* Begin *
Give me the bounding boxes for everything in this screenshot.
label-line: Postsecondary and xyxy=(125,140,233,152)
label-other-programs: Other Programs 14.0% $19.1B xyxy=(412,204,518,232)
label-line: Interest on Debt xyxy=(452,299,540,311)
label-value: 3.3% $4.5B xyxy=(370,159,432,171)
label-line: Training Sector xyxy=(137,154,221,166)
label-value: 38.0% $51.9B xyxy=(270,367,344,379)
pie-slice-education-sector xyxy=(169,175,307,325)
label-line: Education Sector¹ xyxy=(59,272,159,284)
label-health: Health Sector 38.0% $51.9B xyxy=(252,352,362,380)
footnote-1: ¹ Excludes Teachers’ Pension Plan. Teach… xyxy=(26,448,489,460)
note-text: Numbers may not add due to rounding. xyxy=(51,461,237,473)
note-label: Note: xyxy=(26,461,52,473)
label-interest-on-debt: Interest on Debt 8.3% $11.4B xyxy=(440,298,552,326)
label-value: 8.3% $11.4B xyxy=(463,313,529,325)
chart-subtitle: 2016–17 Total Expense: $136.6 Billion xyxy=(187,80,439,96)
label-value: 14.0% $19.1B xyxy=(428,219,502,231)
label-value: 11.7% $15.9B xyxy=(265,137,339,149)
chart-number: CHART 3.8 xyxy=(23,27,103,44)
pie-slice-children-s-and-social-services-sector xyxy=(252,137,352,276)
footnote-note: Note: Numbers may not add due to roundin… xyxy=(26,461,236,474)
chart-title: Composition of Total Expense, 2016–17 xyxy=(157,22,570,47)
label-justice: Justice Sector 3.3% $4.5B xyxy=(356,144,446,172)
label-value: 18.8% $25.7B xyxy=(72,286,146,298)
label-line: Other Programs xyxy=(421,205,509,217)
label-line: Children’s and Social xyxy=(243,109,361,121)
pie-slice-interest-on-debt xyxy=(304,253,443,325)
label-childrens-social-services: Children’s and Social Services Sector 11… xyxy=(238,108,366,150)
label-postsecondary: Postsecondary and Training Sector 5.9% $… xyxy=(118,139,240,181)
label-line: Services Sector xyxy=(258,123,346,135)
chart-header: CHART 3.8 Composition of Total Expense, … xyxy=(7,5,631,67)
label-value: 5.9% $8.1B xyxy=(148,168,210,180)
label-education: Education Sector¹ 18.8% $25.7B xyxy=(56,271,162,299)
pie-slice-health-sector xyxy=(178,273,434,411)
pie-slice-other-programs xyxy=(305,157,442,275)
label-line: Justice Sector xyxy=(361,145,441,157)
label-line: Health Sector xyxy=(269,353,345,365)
* End *
◆ **Your instructions**
Reproduce every line from the first one down to the line containing "label-line: Training Sector", including both of those lines.

◆ **Expected output**
Give me the bounding boxes for everything in this screenshot.
label-line: Postsecondary and xyxy=(125,140,233,152)
label-other-programs: Other Programs 14.0% $19.1B xyxy=(412,204,518,232)
label-line: Interest on Debt xyxy=(452,299,540,311)
label-value: 3.3% $4.5B xyxy=(370,159,432,171)
label-line: Training Sector xyxy=(137,154,221,166)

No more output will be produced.